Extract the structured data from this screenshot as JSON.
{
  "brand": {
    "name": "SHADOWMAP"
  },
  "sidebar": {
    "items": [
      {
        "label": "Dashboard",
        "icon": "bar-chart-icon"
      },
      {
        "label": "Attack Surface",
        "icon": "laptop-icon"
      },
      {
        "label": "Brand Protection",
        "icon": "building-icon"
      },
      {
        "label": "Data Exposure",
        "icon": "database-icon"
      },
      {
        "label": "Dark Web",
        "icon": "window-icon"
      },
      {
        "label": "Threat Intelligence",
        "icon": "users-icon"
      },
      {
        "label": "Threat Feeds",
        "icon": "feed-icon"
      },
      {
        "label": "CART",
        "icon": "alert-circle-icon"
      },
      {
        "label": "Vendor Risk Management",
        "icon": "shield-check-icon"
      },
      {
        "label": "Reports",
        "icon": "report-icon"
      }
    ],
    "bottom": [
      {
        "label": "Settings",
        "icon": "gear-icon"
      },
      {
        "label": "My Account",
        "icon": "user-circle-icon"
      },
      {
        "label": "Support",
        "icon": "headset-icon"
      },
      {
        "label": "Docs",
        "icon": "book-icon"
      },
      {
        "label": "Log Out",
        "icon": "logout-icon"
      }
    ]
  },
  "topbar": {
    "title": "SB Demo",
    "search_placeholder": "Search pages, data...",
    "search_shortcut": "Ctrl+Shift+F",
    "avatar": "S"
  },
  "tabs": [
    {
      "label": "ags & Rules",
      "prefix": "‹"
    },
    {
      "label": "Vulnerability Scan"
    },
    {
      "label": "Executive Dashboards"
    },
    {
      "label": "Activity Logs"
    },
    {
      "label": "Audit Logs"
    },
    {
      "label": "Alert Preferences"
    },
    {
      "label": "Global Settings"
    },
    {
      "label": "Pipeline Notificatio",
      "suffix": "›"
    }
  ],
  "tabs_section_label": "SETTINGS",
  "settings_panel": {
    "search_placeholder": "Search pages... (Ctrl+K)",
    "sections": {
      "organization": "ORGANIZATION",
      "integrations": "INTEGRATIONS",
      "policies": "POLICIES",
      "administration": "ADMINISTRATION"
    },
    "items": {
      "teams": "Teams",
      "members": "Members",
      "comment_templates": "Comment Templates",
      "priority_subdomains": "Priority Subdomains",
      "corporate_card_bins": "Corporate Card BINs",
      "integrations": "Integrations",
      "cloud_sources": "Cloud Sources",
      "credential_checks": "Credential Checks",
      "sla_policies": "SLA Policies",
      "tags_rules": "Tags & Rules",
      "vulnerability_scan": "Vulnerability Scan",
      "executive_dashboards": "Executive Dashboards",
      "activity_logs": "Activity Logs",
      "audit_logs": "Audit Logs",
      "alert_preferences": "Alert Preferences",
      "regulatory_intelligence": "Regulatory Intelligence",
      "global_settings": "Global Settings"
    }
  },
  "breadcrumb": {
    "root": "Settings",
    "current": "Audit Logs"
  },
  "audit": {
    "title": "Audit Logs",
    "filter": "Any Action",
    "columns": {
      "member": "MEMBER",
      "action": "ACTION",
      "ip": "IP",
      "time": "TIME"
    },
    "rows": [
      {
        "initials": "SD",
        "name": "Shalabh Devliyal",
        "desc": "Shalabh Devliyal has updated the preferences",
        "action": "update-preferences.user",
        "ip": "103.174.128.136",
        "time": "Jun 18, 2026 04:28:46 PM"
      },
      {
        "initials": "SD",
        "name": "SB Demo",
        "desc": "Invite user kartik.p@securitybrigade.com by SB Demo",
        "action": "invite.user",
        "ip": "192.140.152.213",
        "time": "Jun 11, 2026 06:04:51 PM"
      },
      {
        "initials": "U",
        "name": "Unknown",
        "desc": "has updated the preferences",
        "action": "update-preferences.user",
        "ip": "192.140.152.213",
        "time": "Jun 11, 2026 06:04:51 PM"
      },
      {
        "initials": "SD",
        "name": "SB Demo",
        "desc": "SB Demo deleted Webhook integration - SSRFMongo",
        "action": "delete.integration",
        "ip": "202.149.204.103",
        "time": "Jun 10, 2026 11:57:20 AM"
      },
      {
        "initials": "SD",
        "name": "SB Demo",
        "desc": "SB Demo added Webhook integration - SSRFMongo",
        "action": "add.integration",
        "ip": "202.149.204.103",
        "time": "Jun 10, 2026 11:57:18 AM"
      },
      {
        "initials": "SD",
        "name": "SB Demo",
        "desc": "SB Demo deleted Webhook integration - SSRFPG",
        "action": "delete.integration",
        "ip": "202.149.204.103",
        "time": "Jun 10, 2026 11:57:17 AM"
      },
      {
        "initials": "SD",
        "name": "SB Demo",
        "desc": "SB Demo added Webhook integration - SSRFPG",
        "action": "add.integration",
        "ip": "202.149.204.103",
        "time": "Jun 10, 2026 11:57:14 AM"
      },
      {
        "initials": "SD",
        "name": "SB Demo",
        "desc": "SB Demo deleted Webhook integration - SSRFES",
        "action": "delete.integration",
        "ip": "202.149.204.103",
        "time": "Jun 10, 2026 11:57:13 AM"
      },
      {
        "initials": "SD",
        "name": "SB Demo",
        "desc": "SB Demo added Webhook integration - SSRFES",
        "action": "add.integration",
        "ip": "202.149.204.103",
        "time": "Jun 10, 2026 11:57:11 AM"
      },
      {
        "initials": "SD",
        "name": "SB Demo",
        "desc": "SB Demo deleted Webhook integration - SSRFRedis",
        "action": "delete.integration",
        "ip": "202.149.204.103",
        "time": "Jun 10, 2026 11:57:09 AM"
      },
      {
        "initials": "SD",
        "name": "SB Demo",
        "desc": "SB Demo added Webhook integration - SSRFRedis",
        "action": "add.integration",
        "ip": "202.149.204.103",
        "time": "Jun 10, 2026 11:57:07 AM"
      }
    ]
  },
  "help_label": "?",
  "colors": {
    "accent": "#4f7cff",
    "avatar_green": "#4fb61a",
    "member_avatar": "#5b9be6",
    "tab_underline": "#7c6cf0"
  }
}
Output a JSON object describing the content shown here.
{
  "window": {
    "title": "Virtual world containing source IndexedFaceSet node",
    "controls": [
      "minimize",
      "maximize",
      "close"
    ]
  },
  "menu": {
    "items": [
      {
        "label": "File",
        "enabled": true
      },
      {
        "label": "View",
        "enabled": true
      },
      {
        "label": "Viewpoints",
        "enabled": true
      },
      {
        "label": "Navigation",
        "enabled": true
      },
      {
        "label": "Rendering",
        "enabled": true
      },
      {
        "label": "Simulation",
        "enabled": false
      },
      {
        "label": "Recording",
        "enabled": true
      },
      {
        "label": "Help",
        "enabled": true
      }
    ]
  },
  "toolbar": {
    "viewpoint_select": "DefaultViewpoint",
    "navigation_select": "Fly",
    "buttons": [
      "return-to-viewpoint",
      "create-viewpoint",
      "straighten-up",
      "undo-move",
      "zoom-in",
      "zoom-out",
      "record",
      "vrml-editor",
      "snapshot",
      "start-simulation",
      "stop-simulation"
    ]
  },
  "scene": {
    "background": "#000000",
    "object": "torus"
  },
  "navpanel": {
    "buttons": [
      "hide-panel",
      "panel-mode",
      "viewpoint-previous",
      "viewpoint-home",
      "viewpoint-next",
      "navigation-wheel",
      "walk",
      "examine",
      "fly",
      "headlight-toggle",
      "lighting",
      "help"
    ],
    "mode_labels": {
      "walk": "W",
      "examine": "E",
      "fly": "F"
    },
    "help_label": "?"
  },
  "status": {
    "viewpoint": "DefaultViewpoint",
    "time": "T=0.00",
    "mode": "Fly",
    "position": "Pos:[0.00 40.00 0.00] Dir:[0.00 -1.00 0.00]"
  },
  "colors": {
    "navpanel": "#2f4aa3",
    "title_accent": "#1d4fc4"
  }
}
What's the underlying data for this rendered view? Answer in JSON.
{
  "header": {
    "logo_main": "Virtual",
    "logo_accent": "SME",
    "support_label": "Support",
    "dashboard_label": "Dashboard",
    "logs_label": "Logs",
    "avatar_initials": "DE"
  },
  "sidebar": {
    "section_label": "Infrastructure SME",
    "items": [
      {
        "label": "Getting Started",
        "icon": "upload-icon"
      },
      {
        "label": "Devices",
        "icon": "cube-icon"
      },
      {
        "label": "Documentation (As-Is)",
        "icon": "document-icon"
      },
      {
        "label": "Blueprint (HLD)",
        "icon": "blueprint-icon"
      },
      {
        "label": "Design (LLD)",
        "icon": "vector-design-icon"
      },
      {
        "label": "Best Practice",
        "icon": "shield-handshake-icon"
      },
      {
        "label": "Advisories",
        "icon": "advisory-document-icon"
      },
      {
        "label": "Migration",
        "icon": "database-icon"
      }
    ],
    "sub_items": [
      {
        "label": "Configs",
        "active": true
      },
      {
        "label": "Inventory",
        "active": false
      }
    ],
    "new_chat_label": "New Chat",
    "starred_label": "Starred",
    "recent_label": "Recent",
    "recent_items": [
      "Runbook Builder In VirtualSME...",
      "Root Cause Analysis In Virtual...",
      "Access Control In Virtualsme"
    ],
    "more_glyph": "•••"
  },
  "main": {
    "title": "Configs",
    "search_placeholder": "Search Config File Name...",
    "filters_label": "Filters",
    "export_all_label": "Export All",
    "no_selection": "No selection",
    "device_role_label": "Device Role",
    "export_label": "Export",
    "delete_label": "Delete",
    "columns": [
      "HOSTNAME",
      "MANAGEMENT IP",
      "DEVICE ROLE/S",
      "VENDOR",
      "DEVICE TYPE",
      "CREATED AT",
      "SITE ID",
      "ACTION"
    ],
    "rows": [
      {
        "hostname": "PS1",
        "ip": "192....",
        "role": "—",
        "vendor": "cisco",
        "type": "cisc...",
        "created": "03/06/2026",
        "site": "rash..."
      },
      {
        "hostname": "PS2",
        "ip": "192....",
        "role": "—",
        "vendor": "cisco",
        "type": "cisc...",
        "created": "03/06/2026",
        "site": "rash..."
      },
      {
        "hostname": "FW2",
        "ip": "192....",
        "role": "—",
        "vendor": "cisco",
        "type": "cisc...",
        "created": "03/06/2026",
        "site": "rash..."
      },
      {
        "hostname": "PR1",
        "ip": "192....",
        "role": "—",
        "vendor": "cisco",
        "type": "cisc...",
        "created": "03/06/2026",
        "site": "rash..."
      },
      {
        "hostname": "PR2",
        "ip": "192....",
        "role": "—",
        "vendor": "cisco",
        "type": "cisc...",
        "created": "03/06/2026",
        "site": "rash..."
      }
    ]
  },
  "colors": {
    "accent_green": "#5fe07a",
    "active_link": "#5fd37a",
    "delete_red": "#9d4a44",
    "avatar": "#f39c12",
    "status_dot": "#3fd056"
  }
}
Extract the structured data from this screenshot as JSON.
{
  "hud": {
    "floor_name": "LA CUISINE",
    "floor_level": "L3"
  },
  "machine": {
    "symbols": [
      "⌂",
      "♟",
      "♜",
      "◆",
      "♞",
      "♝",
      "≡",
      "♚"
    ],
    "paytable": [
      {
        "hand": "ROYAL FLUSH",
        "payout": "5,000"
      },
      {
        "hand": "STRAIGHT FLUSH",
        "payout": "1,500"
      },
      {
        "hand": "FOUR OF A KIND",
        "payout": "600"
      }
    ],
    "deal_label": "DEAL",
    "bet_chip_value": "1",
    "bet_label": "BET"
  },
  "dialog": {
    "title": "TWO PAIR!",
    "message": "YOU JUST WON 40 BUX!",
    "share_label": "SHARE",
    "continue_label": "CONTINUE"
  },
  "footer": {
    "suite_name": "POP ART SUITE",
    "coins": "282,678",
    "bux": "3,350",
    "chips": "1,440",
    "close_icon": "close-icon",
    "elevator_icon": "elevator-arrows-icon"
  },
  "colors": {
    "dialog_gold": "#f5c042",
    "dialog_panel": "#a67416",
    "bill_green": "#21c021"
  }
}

● ● ●

**REQUIRED WORK**
Reproduce each line of the entries in which the word "SSRFRedis" is found.

**THE REPLY**
        "desc": "SB Demo deleted Webhook integration - SSRFRedis",
        "desc": "SB Demo added Webhook integration - SSRFRedis",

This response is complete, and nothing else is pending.